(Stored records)
- - - - -

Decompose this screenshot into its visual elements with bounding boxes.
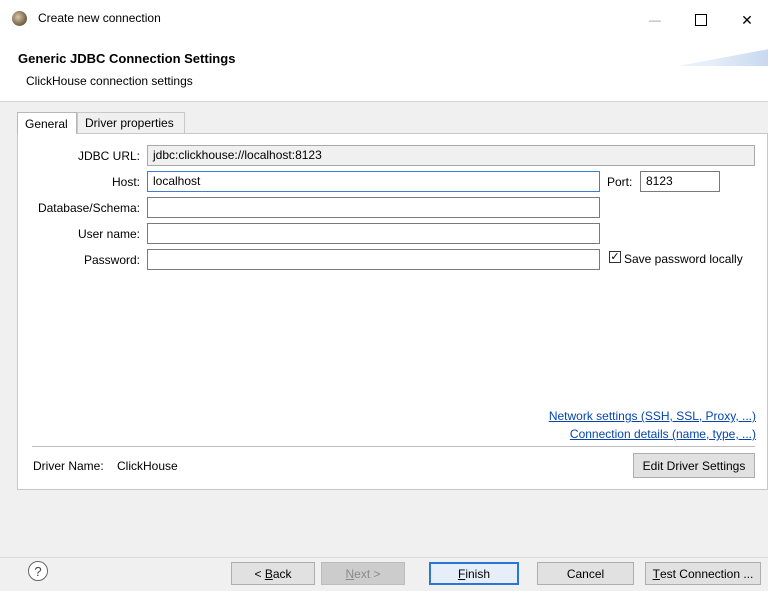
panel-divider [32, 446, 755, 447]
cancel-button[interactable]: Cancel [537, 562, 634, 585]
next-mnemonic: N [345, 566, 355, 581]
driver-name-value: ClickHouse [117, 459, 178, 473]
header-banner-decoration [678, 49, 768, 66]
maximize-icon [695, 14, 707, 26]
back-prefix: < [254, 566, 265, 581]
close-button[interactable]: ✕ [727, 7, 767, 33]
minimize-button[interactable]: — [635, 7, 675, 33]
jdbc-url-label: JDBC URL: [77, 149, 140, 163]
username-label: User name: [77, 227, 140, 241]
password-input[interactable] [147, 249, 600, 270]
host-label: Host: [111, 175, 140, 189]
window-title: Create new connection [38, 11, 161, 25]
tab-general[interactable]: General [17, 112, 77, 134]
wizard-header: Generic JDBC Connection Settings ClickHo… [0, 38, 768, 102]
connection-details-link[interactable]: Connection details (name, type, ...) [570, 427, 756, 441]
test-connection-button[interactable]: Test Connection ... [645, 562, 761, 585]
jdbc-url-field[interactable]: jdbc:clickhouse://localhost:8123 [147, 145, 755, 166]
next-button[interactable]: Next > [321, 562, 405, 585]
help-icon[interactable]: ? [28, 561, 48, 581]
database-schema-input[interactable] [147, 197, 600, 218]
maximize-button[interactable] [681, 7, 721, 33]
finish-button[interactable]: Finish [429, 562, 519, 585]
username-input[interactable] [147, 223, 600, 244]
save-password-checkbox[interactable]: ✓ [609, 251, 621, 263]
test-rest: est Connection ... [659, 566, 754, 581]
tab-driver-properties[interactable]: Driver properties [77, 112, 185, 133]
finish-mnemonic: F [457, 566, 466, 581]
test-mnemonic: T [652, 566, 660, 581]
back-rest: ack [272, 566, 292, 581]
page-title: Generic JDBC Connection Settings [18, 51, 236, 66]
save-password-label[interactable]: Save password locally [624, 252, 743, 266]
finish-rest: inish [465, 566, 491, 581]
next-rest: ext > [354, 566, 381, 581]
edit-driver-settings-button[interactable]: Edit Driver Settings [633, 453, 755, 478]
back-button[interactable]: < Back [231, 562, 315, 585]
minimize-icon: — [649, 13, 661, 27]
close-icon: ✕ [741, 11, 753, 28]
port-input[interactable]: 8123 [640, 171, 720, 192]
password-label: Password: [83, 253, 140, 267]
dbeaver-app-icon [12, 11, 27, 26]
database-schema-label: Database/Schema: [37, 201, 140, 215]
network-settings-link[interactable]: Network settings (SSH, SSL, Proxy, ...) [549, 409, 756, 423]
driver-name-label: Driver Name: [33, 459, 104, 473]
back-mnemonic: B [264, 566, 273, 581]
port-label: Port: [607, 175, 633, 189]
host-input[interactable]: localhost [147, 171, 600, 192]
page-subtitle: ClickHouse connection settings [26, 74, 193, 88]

- - - - -

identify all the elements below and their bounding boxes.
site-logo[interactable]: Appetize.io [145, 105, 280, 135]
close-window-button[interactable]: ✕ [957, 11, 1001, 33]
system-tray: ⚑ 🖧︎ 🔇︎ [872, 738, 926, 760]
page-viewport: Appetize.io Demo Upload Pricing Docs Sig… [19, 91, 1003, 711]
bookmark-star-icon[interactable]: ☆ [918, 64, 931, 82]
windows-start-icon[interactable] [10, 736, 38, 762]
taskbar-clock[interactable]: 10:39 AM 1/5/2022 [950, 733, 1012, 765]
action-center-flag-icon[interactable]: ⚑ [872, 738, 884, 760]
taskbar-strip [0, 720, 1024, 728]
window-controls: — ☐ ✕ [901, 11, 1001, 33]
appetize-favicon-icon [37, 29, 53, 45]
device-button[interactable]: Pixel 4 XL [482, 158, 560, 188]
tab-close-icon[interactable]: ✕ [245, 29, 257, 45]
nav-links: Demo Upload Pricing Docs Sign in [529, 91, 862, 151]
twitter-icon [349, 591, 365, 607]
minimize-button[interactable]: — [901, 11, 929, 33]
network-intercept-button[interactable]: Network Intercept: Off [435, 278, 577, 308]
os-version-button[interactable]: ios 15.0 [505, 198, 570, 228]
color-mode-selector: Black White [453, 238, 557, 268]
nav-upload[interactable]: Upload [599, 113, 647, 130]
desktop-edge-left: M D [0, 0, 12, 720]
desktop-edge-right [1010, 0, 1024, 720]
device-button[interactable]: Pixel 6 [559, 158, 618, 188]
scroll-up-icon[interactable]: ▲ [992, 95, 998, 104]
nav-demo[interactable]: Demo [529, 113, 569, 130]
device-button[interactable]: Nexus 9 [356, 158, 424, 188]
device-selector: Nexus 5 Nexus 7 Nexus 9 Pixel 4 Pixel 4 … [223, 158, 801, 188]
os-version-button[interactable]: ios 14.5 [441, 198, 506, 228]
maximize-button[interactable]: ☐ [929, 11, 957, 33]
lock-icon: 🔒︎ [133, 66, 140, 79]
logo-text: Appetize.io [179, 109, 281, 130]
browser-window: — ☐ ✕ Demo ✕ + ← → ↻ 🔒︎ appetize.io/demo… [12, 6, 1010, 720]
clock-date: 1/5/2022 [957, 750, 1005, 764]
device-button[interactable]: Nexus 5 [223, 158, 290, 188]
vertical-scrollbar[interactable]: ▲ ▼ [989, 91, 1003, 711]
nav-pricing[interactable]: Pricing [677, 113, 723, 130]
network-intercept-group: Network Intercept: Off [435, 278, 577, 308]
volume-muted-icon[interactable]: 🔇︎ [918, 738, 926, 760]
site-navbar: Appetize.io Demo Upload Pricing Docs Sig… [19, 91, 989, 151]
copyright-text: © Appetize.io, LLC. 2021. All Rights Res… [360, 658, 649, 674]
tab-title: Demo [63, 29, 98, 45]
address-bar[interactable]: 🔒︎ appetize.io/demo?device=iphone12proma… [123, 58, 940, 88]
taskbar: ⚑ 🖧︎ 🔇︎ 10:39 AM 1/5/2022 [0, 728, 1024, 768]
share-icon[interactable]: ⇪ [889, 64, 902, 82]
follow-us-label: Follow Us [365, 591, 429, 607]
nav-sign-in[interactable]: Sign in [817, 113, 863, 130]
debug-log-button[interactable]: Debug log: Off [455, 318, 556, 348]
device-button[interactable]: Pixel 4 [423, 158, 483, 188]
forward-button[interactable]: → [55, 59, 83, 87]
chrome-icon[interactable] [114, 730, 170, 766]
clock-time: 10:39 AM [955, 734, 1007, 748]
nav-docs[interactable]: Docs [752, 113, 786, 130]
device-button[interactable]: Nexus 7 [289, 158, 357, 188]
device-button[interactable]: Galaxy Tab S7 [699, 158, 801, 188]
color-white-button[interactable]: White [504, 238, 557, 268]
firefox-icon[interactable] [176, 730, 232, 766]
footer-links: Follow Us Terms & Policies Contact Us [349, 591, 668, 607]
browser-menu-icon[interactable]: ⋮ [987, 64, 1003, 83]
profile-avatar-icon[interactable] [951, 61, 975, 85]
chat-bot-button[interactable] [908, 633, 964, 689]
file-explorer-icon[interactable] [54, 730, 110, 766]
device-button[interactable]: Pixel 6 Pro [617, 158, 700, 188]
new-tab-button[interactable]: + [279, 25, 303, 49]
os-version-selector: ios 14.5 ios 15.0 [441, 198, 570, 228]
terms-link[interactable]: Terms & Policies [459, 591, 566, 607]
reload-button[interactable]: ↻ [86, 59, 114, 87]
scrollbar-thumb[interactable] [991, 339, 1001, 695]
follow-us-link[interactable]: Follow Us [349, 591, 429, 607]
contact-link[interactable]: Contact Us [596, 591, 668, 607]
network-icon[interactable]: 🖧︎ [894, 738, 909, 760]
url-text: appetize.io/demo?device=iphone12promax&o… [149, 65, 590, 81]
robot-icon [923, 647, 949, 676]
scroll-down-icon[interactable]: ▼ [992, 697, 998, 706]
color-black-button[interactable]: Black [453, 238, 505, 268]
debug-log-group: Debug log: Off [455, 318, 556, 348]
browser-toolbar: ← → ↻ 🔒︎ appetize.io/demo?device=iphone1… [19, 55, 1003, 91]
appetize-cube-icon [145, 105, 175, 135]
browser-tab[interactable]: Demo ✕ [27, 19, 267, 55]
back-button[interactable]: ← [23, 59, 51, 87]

- - - - -

PROMPT: Copy the lines of the listing starting at the line containing "panel-divider [32, 446, 755, 447]" and ending at the line containing "password-input[interactable] [147, 249, 600, 270]", reproducing each one without any change.

THE SOLUTION:
panel-divider [32, 446, 755, 447]
cancel-button[interactable]: Cancel [537, 562, 634, 585]
next-mnemonic: N [345, 566, 355, 581]
driver-name-value: ClickHouse [117, 459, 178, 473]
header-banner-decoration [678, 49, 768, 66]
maximize-icon [695, 14, 707, 26]
back-prefix: < [254, 566, 265, 581]
close-button[interactable]: ✕ [727, 7, 767, 33]
minimize-button[interactable]: — [635, 7, 675, 33]
jdbc-url-label: JDBC URL: [77, 149, 140, 163]
username-label: User name: [77, 227, 140, 241]
password-input[interactable] [147, 249, 600, 270]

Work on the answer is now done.